* TASK GOAL *
Below are some records. Copy every line in them that holds "台西门子".

* RECORDED DATA *
##############################
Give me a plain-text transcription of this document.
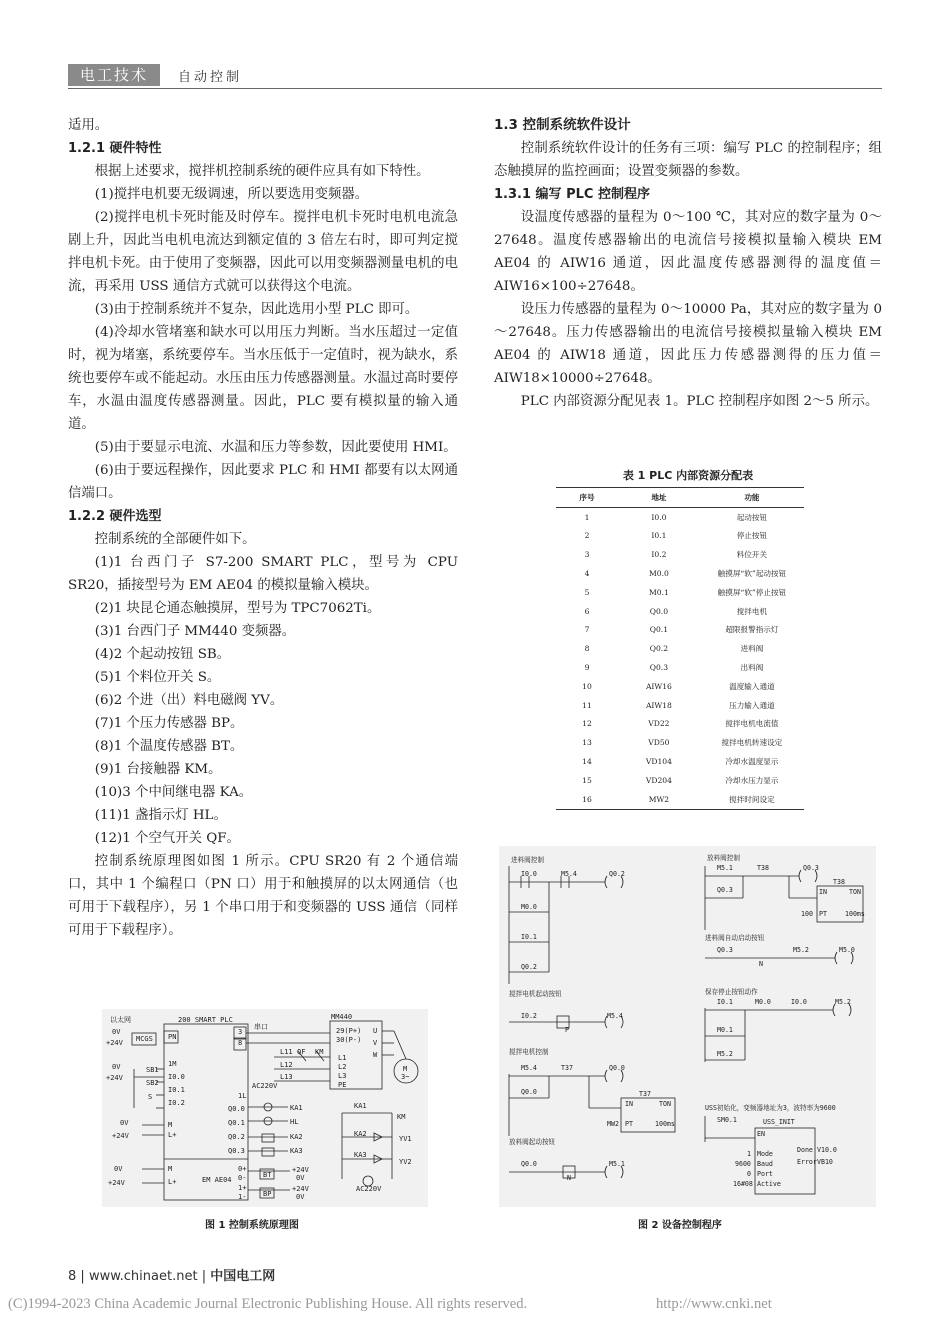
电工技术	自动控制

适用。

1.2.1 硬件特性

根据上述要求，搅拌机控制系统的硬件应具有如下特性。

(1)搅拌电机要无级调速，所以要选用变频器。

(2)搅拌电机卡死时能及时停车。搅拌电机卡死时电机电流急剧上升，因此当电机电流达到额定值的 3 倍左右时，即可判定搅拌电机卡死。由于使用了变频器，因此可以用变频器测量电机的电流，再采用 USS 通信方式就可以获得这个电流。

(3)由于控制系统并不复杂，因此选用小型 PLC 即可。

(4)冷却水管堵塞和缺水可以用压力判断。当水压超过一定值时，视为堵塞，系统要停车。当水压低于一定值时，视为缺水，系统也要停车或不能起动。水压由压力传感器测量。水温过高时要停车，水温由温度传感器测量。因此，PLC 要有模拟量的输入通道。

(5)由于要显示电流、水温和压力等参数，因此要使用 HMI。

(6)由于要远程操作，因此要求 PLC 和 HMI 都要有以太网通信端口。

1.2.2 硬件选型

控制系统的全部硬件如下。

(1)1 台西门子 S7-200 SMART PLC，型号为 CPU SR20，插接型号为 EM AE04 的模拟量输入模块。

(2)1 块昆仑通态触摸屏，型号为 TPC7062Ti。

(3)1 台西门子 MM440 变频器。

(4)2 个起动按钮 SB。

(5)1 个料位开关 S。

(6)2 个进（出）料电磁阀 YV。

(7)1 个压力传感器 BP。

(8)1 个温度传感器 BT。

(9)1 台接触器 KM。

(10)3 个中间继电器 KA。

(11)1 盏指示灯 HL。

(12)1 个空气开关 QF。

控制系统原理图如图 1 所示。CPU SR20 有 2 个通信端口，其中 1 个编程口（PN 口）用于和触摸屏的以太网通信（也可用于下载程序），另 1 个串口用于和变频器的 USS 通信（同样可用于下载程序）。

1.3 控制系统软件设计

控制系统软件设计的任务有三项：编写 PLC 的控制程序；组态触摸屏的监控画面；设置变频器的参数。

1.3.1 编写 PLC 控制程序

设温度传感器的量程为 0～100 ℃，其对应的数字量为 0～27648。温度传感器输出的电流信号接模拟量输入模块 EM AE04 的 AIW16 通道，因此温度传感器测得的温度值＝AIW16×100÷27648。

设压力传感器的量程为 0～10000 Pa，其对应的数字量为 0～27648。压力传感器输出的电流信号接模拟量输入模块 EM AE04 的 AIW18 通道，因此压力传感器测得的压力值＝AIW18×10000÷27648。

PLC 内部资源分配见表 1。PLC 控制程序如图 2～5 所示。

表 1 PLC 内部资源分配表
序号	地址	功能
1	I0.0	起动按钮
2	I0.1	停止按钮
3	I0.2	料位开关
4	M0.0	触摸屏“软”起动按钮
5	M0.1	触摸屏“软”停止按钮
6	Q0.0	搅拌电机
7	Q0.1	超限报警指示灯
8	Q0.2	进料阀
9	Q0.3	出料阀
10	AIW16	温度输入通道
11	AIW18	压力输入通道
12	VD22	搅拌电机电流值
13	VD50	搅拌电机转速设定
14	VD104	冷却水温度显示
15	VD204	冷却水压力显示
16	MW2	搅拌时间设定
以太网	200 SMART PLC
串口
MM440
0V
+24V MCGS PN
3
8
29(P+)
30(P-)
U
V
W
L1
L2
L3
PE
M
3~
QF KM
L11
L12
L13
0V
+24V
SB1
SB2
S
1M
I0.0
I0.1
I0.2
0V
+24V
M
L+
1L
AC220V
Q0.0
Q0.1
Q0.2
Q0.3
KA1
HL
KA2
KA3
KA1
KM
KA2
YV1
KA3
YV2
AC220V
0V
+24V
M
L+	EM AE04
0+
0-
1+
1-
BT
BP
+24V
0V
+24V
0V
图 1 控制系统原理图
进料阀控制
I0.0	M5.4	Q0.2
M0.0
I0.1
Q0.2
放料阀控制
M5.1	T38	Q0.3
Q0.3
T38
IN	TON
100 PT	100ms
进料阀自动启动按钮
Q0.3
N
M5.2	M5.0
搅拌电机起动按钮
I0.2
P
M5.4
保存停止按钮动作
I0.1	M0.0	I0.0	M5.2
M0.1
M5.2
搅拌电机控制
M5.4	T37	Q0.0
Q0.0	T37
IN	TON
MW2 PT	100ms
放料阀起动按钮
Q0.0
N
M5.1
USS初始化，变频器地址为3，波特率为9600
SM0.1	USS_INIT
EN
Done
Error
V10.0
VB10
Mode
Baud
Port
Active
1
9600
0
16#08
图 2 设备控制程序
8 | www.chinaet.net | 中国电工网
(C)1994-2023 China Academic Journal Electronic Publishing House. All rights reserved.	http://www.cnki.net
##############################
* WRITTEN RESPONSE *
(1)1 台西门子 S7-200 SMART PLC，型号为 CPU SR20，插接型号为 EM AE04 的模拟量输入模块。
(3)1 台西门子 MM440 变频器。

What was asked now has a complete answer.